● Exercise requirements
Copy out the records in full, word for word, without pictures.

● Data supplied

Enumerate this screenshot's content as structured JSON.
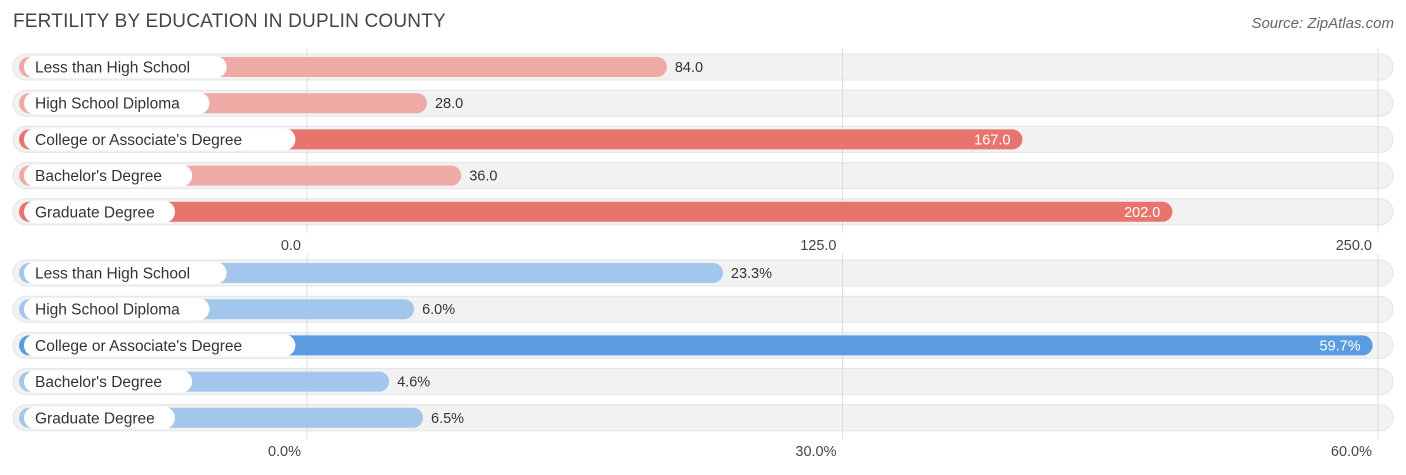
{
  "title": "FERTILITY BY EDUCATION IN DUPLIN COUNTY",
  "source": "Source: ZipAtlas.com",
  "colors": {
    "red_dark": "#e8756d",
    "red_light": "#f0aaa6",
    "blue_dark": "#5b9be0",
    "blue_light": "#a3c6ec",
    "track": "#f2f2f2",
    "grid": "#dddddd"
  },
  "chart_data": [
    {
      "type": "bar",
      "orientation": "horizontal",
      "categories": [
        "Less than High School",
        "High School Diploma",
        "College or Associate's Degree",
        "Bachelor's Degree",
        "Graduate Degree"
      ],
      "values": [
        84.0,
        28.0,
        167.0,
        36.0,
        202.0
      ],
      "value_labels": [
        "84.0",
        "28.0",
        "167.0",
        "36.0",
        "202.0"
      ],
      "xlim": [
        0,
        250
      ],
      "ticks": [
        0,
        125,
        250
      ],
      "tick_labels": [
        "0.0",
        "125.0",
        "250.0"
      ],
      "color_scheme": "red",
      "grid": true
    },
    {
      "type": "bar",
      "orientation": "horizontal",
      "categories": [
        "Less than High School",
        "High School Diploma",
        "College or Associate's Degree",
        "Bachelor's Degree",
        "Graduate Degree"
      ],
      "values": [
        23.3,
        6.0,
        59.7,
        4.6,
        6.5
      ],
      "value_labels": [
        "23.3%",
        "6.0%",
        "59.7%",
        "4.6%",
        "6.5%"
      ],
      "xlim": [
        0,
        60
      ],
      "ticks": [
        0,
        30,
        60
      ],
      "tick_labels": [
        "0.0%",
        "30.0%",
        "60.0%"
      ],
      "color_scheme": "blue",
      "grid": true
    }
  ]
}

● Solution
Enumerate this screenshot's content as structured JSON.
{
  "title": "FERTILITY BY EDUCATION IN DUPLIN COUNTY",
  "source": "Source: ZipAtlas.com",
  "colors": {
    "red_dark": "#e8756d",
    "red_light": "#f0aaa6",
    "blue_dark": "#5b9be0",
    "blue_light": "#a3c6ec",
    "track": "#f2f2f2",
    "grid": "#dddddd"
  },
  "chart_data": [
    {
      "type": "bar",
      "orientation": "horizontal",
      "categories": [
        "Less than High School",
        "High School Diploma",
        "College or Associate's Degree",
        "Bachelor's Degree",
        "Graduate Degree"
      ],
      "values": [
        84.0,
        28.0,
        167.0,
        36.0,
        202.0
      ],
      "value_labels": [
        "84.0",
        "28.0",
        "167.0",
        "36.0",
        "202.0"
      ],
      "xlim": [
        0,
        250
      ],
      "ticks": [
        0,
        125,
        250
      ],
      "tick_labels": [
        "0.0",
        "125.0",
        "250.0"
      ],
      "color_scheme": "red",
      "grid": true
    },
    {
      "type": "bar",
      "orientation": "horizontal",
      "categories": [
        "Less than High School",
        "High School Diploma",
        "College or Associate's Degree",
        "Bachelor's Degree",
        "Graduate Degree"
      ],
      "values": [
        23.3,
        6.0,
        59.7,
        4.6,
        6.5
      ],
      "value_labels": [
        "23.3%",
        "6.0%",
        "59.7%",
        "4.6%",
        "6.5%"
      ],
      "xlim": [
        0,
        60
      ],
      "ticks": [
        0,
        30,
        60
      ],
      "tick_labels": [
        "0.0%",
        "30.0%",
        "60.0%"
      ],
      "color_scheme": "blue",
      "grid": true
    }
  ]
}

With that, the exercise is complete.